*Work to be completed*. Reproduce each record exactly.
──────
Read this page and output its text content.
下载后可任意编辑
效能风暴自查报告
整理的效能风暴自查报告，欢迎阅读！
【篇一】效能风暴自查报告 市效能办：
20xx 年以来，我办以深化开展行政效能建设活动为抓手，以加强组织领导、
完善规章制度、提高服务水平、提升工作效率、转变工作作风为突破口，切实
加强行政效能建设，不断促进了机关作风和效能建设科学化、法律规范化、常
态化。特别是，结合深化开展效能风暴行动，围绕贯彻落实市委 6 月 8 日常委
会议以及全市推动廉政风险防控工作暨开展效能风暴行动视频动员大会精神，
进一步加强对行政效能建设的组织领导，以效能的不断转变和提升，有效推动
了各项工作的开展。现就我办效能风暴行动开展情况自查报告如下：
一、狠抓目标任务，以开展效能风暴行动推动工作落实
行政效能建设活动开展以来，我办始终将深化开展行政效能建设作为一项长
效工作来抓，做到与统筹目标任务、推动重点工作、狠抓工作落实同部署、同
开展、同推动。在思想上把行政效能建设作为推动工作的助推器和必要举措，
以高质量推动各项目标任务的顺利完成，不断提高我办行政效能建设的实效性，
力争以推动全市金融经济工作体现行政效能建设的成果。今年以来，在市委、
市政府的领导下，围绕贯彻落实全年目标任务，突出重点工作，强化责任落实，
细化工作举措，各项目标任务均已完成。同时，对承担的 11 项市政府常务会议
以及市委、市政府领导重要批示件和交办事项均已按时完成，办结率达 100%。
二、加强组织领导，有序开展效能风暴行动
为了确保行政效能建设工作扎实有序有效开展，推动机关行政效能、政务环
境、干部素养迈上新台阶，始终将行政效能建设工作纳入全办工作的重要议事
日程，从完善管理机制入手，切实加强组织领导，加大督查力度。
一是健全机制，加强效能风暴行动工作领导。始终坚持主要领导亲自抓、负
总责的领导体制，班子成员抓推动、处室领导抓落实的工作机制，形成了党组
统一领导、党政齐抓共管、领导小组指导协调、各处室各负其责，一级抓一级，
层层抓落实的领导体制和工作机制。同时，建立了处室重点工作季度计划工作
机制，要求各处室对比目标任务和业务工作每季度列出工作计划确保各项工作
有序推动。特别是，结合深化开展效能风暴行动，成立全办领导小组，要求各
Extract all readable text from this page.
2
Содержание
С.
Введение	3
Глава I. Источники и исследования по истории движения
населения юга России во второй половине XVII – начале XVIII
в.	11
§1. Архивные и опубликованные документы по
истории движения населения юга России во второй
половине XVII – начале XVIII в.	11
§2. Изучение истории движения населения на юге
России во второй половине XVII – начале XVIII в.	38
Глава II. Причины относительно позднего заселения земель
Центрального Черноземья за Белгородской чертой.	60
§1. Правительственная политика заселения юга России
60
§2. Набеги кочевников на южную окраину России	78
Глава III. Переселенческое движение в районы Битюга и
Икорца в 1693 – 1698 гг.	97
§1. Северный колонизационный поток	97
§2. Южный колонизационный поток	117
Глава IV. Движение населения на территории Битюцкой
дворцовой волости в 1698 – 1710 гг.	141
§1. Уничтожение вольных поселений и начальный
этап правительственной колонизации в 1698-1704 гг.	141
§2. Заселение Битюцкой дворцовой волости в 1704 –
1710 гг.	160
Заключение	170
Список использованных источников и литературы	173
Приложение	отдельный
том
──────
*Response for this exercise*.
Read this page and output its text content.
下载后可任意编辑
效能风暴自查报告
整理的效能风暴自查报告，欢迎阅读！
【篇一】效能风暴自查报告 市效能办：
20xx 年以来，我办以深化开展行政效能建设活动为抓手，以加强组织领导、
完善规章制度、提高服务水平、提升工作效率、转变工作作风为突破口，切实
加强行政效能建设，不断促进了机关作风和效能建设科学化、法律规范化、常
态化。特别是，结合深化开展效能风暴行动，围绕贯彻落实市委 6 月 8 日常委
会议以及全市推动廉政风险防控工作暨开展效能风暴行动视频动员大会精神，
进一步加强对行政效能建设的组织领导，以效能的不断转变和提升，有效推动
了各项工作的开展。现就我办效能风暴行动开展情况自查报告如下：
一、狠抓目标任务，以开展效能风暴行动推动工作落实
行政效能建设活动开展以来，我办始终将深化开展行政效能建设作为一项长
效工作来抓，做到与统筹目标任务、推动重点工作、狠抓工作落实同部署、同
开展、同推动。在思想上把行政效能建设作为推动工作的助推器和必要举措，
以高质量推动各项目标任务的顺利完成，不断提高我办行政效能建设的实效性，
力争以推动全市金融经济工作体现行政效能建设的成果。今年以来，在市委、
市政府的领导下，围绕贯彻落实全年目标任务，突出重点工作，强化责任落实，
细化工作举措，各项目标任务均已完成。同时，对承担的 11 项市政府常务会议
以及市委、市政府领导重要批示件和交办事项均已按时完成，办结率达 100%。
二、加强组织领导，有序开展效能风暴行动
为了确保行政效能建设工作扎实有序有效开展，推动机关行政效能、政务环
境、干部素养迈上新台阶，始终将行政效能建设工作纳入全办工作的重要议事
日程，从完善管理机制入手，切实加强组织领导，加大督查力度。
一是健全机制，加强效能风暴行动工作领导。始终坚持主要领导亲自抓、负
总责的领导体制，班子成员抓推动、处室领导抓落实的工作机制，形成了党组
统一领导、党政齐抓共管、领导小组指导协调、各处室各负其责，一级抓一级，
层层抓落实的领导体制和工作机制。同时，建立了处室重点工作季度计划工作
机制，要求各处室对比目标任务和业务工作每季度列出工作计划确保各项工作
有序推动。特别是，结合深化开展效能风暴行动，成立全办领导小组，要求各
Extract all readable text from this page.
2
Содержание
С.
Введение	3
Глава I. Источники и исследования по истории движения
населения юга России во второй половине XVII – начале XVIII
в.	11
§1. Архивные и опубликованные документы по
истории движения населения юга России во второй
половине XVII – начале XVIII в.	11
§2. Изучение истории движения населения на юге
России во второй половине XVII – начале XVIII в.	38
Глава II. Причины относительно позднего заселения земель
Центрального Черноземья за Белгородской чертой.	60
§1. Правительственная политика заселения юга России
60
§2. Набеги кочевников на южную окраину России	78
Глава III. Переселенческое движение в районы Битюга и
Икорца в 1693 – 1698 гг.	97
§1. Северный колонизационный поток	97
§2. Южный колонизационный поток	117
Глава IV. Движение населения на территории Битюцкой
дворцовой волости в 1698 – 1710 гг.	141
§1. Уничтожение вольных поселений и начальный
этап правительственной колонизации в 1698-1704 гг.	141
§2. Заселение Битюцкой дворцовой волости в 1704 –
1710 гг.	160
Заключение	170
Список использованных источников и литературы	173
Приложение	отдельный
том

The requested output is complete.